━━ DATA IN THIS EXERCISE ━━

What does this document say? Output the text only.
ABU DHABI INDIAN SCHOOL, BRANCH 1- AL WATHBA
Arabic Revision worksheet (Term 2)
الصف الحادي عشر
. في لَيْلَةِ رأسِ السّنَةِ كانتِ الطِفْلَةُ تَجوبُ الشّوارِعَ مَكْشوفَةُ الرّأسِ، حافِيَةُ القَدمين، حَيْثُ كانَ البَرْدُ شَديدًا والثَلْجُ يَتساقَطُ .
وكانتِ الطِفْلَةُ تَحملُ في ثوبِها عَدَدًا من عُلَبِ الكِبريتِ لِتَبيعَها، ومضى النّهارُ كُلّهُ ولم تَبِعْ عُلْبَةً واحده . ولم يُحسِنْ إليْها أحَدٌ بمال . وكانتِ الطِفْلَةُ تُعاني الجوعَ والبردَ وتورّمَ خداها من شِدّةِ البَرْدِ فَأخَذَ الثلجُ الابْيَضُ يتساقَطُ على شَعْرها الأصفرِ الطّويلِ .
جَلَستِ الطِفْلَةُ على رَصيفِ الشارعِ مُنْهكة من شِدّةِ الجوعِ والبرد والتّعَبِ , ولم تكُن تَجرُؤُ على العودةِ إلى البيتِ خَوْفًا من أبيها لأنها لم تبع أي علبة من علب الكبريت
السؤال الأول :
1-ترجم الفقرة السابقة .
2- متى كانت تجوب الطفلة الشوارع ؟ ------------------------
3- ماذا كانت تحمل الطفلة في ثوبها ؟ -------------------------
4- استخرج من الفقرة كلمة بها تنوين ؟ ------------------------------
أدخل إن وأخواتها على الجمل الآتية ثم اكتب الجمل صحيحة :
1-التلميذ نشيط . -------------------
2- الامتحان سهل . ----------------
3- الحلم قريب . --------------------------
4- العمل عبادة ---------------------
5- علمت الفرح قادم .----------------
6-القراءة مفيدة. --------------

━━━
━━ DATA IN THIS EXERCISE ━━

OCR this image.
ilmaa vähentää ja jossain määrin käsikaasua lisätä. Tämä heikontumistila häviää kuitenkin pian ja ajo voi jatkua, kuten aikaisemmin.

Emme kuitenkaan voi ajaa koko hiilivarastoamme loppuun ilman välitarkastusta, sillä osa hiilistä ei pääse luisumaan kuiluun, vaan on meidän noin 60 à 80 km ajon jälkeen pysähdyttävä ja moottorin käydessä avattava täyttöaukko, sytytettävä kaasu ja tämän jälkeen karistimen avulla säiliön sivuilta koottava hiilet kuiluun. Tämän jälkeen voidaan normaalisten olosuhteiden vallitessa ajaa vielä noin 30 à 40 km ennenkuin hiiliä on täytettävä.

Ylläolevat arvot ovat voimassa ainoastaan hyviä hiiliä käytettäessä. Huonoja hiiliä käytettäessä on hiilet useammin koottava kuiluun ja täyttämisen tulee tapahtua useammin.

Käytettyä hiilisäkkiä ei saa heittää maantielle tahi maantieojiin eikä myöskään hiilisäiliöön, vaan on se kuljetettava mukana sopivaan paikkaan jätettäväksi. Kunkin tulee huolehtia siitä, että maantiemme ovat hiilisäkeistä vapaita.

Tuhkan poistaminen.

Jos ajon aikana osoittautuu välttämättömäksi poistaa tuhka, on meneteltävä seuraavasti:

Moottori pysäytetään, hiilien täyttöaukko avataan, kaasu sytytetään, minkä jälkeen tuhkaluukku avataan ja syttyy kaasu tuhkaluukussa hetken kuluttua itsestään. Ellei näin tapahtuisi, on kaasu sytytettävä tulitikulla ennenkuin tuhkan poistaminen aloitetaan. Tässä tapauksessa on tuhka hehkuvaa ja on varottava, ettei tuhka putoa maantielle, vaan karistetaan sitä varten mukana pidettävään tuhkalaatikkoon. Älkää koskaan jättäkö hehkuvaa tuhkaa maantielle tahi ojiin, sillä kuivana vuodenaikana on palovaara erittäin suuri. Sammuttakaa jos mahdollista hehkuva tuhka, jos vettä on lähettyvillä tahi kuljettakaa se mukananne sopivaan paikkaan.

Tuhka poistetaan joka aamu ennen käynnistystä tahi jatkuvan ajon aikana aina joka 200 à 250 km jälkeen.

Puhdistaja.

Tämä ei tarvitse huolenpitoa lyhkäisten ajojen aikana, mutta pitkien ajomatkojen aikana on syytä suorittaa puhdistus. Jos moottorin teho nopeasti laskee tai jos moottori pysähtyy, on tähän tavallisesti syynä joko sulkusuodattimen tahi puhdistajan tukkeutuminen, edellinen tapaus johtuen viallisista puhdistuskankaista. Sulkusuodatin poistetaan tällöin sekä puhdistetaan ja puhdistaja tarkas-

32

━━━

YOUR OBJECTIVE | Each line above that includes "الطفلة" should be shown.

RESPONSE FOR THIS EXERCISE |
2- متى كانت تجوب الطفلة الشوارع ؟ ------------------------
3- ماذا كانت تحمل الطفلة في ثوبها ؟ -------------------------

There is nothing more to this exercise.